— Begin Material provided —

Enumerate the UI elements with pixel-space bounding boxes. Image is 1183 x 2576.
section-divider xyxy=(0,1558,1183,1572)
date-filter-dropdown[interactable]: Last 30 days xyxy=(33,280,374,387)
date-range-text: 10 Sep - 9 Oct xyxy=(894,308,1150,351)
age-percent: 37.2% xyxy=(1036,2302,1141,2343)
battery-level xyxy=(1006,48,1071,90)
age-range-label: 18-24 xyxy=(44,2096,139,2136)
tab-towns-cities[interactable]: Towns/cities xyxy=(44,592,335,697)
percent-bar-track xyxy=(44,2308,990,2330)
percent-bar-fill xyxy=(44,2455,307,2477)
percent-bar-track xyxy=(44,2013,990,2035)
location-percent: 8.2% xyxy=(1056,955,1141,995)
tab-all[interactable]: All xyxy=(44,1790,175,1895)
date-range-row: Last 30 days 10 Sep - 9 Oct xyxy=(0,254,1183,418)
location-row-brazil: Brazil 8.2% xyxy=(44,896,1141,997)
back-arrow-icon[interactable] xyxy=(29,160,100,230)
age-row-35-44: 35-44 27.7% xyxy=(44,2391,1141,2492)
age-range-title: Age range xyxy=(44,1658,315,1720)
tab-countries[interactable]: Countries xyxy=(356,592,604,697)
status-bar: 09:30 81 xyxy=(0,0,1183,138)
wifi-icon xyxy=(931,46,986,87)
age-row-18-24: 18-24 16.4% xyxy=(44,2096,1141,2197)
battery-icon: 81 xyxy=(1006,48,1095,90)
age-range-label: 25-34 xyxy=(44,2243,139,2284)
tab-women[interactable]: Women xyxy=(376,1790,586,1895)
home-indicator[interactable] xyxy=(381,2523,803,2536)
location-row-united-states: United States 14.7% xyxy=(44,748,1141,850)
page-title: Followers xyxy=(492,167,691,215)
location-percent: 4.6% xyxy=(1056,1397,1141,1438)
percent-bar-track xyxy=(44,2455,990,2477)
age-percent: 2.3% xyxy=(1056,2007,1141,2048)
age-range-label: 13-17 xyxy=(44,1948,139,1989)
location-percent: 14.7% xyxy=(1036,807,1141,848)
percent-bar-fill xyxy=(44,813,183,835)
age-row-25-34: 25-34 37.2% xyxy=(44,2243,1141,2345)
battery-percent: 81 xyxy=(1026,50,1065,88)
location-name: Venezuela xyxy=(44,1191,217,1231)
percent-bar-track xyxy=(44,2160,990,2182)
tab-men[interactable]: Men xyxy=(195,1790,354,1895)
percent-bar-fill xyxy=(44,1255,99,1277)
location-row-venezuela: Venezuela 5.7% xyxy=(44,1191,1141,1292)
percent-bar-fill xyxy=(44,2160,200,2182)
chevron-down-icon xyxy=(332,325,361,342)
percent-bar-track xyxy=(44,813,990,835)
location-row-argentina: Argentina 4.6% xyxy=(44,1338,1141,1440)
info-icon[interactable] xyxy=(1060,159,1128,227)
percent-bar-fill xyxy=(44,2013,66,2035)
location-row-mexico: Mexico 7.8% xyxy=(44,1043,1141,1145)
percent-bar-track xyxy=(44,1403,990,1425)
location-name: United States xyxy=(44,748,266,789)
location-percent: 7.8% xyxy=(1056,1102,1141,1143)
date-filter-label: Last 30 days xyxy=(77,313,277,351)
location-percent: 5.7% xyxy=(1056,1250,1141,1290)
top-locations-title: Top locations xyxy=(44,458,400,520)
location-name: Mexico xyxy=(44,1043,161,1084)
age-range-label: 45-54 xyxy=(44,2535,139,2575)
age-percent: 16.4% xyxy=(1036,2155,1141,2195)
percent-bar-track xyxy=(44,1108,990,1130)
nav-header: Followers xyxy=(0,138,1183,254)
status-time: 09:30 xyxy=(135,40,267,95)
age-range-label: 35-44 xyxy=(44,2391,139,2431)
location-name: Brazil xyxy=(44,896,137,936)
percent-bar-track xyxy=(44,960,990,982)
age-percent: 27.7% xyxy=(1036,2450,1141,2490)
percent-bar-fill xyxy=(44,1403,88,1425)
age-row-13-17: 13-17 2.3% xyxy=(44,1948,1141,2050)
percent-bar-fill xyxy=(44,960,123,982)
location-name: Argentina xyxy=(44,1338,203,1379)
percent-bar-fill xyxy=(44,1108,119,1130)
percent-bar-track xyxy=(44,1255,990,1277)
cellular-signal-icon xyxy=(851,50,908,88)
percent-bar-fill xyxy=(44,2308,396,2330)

— End Material provided —

[Work required]: Reproduce the records above verbatim, every line in its original order, without changing any text or numbers.

[Task result]:
Enumerate the UI elements with pixel-space bounding boxes. Image is 1183 x 2576.
section-divider xyxy=(0,1558,1183,1572)
date-filter-dropdown[interactable]: Last 30 days xyxy=(33,280,374,387)
date-range-text: 10 Sep - 9 Oct xyxy=(894,308,1150,351)
age-percent: 37.2% xyxy=(1036,2302,1141,2343)
battery-level xyxy=(1006,48,1071,90)
age-range-label: 18-24 xyxy=(44,2096,139,2136)
tab-towns-cities[interactable]: Towns/cities xyxy=(44,592,335,697)
percent-bar-track xyxy=(44,2308,990,2330)
percent-bar-fill xyxy=(44,2455,307,2477)
percent-bar-track xyxy=(44,2013,990,2035)
location-percent: 8.2% xyxy=(1056,955,1141,995)
tab-all[interactable]: All xyxy=(44,1790,175,1895)
date-range-row: Last 30 days 10 Sep - 9 Oct xyxy=(0,254,1183,418)
location-row-brazil: Brazil 8.2% xyxy=(44,896,1141,997)
back-arrow-icon[interactable] xyxy=(29,160,100,230)
age-row-35-44: 35-44 27.7% xyxy=(44,2391,1141,2492)
age-range-title: Age range xyxy=(44,1658,315,1720)
tab-countries[interactable]: Countries xyxy=(356,592,604,697)
status-bar: 09:30 81 xyxy=(0,0,1183,138)
wifi-icon xyxy=(931,46,986,87)
age-row-18-24: 18-24 16.4% xyxy=(44,2096,1141,2197)
battery-icon: 81 xyxy=(1006,48,1095,90)
age-range-label: 25-34 xyxy=(44,2243,139,2284)
tab-women[interactable]: Women xyxy=(376,1790,586,1895)
home-indicator[interactable] xyxy=(381,2523,803,2536)
location-row-united-states: United States 14.7% xyxy=(44,748,1141,850)
page-title: Followers xyxy=(492,167,691,215)
location-percent: 4.6% xyxy=(1056,1397,1141,1438)
percent-bar-track xyxy=(44,2455,990,2477)
age-percent: 2.3% xyxy=(1056,2007,1141,2048)
age-range-label: 13-17 xyxy=(44,1948,139,1989)
location-percent: 14.7% xyxy=(1036,807,1141,848)
percent-bar-fill xyxy=(44,813,183,835)
age-row-25-34: 25-34 37.2% xyxy=(44,2243,1141,2345)
battery-percent: 81 xyxy=(1026,50,1065,88)
location-name: Venezuela xyxy=(44,1191,217,1231)
percent-bar-track xyxy=(44,2160,990,2182)
tab-men[interactable]: Men xyxy=(195,1790,354,1895)
percent-bar-fill xyxy=(44,1255,99,1277)
location-row-venezuela: Venezuela 5.7% xyxy=(44,1191,1141,1292)
percent-bar-fill xyxy=(44,2160,200,2182)
chevron-down-icon xyxy=(332,325,361,342)
percent-bar-track xyxy=(44,813,990,835)
location-row-argentina: Argentina 4.6% xyxy=(44,1338,1141,1440)
info-icon[interactable] xyxy=(1060,159,1128,227)
percent-bar-fill xyxy=(44,2013,66,2035)
location-row-mexico: Mexico 7.8% xyxy=(44,1043,1141,1145)
percent-bar-track xyxy=(44,1403,990,1425)
location-name: United States xyxy=(44,748,266,789)
location-percent: 7.8% xyxy=(1056,1102,1141,1143)
date-filter-label: Last 30 days xyxy=(77,313,277,351)
location-percent: 5.7% xyxy=(1056,1250,1141,1290)
top-locations-title: Top locations xyxy=(44,458,400,520)
location-name: Mexico xyxy=(44,1043,161,1084)
age-range-label: 45-54 xyxy=(44,2535,139,2575)
age-percent: 16.4% xyxy=(1036,2155,1141,2195)
percent-bar-track xyxy=(44,1108,990,1130)
nav-header: Followers xyxy=(0,138,1183,254)
status-time: 09:30 xyxy=(135,40,267,95)
age-range-label: 35-44 xyxy=(44,2391,139,2431)
location-name: Brazil xyxy=(44,896,137,936)
percent-bar-track xyxy=(44,960,990,982)
age-percent: 27.7% xyxy=(1036,2450,1141,2490)
percent-bar-fill xyxy=(44,1403,88,1425)
age-row-13-17: 13-17 2.3% xyxy=(44,1948,1141,2050)
percent-bar-fill xyxy=(44,960,123,982)
location-name: Argentina xyxy=(44,1338,203,1379)
percent-bar-fill xyxy=(44,1108,119,1130)
percent-bar-track xyxy=(44,1255,990,1277)
cellular-signal-icon xyxy=(851,50,908,88)
percent-bar-fill xyxy=(44,2308,396,2330)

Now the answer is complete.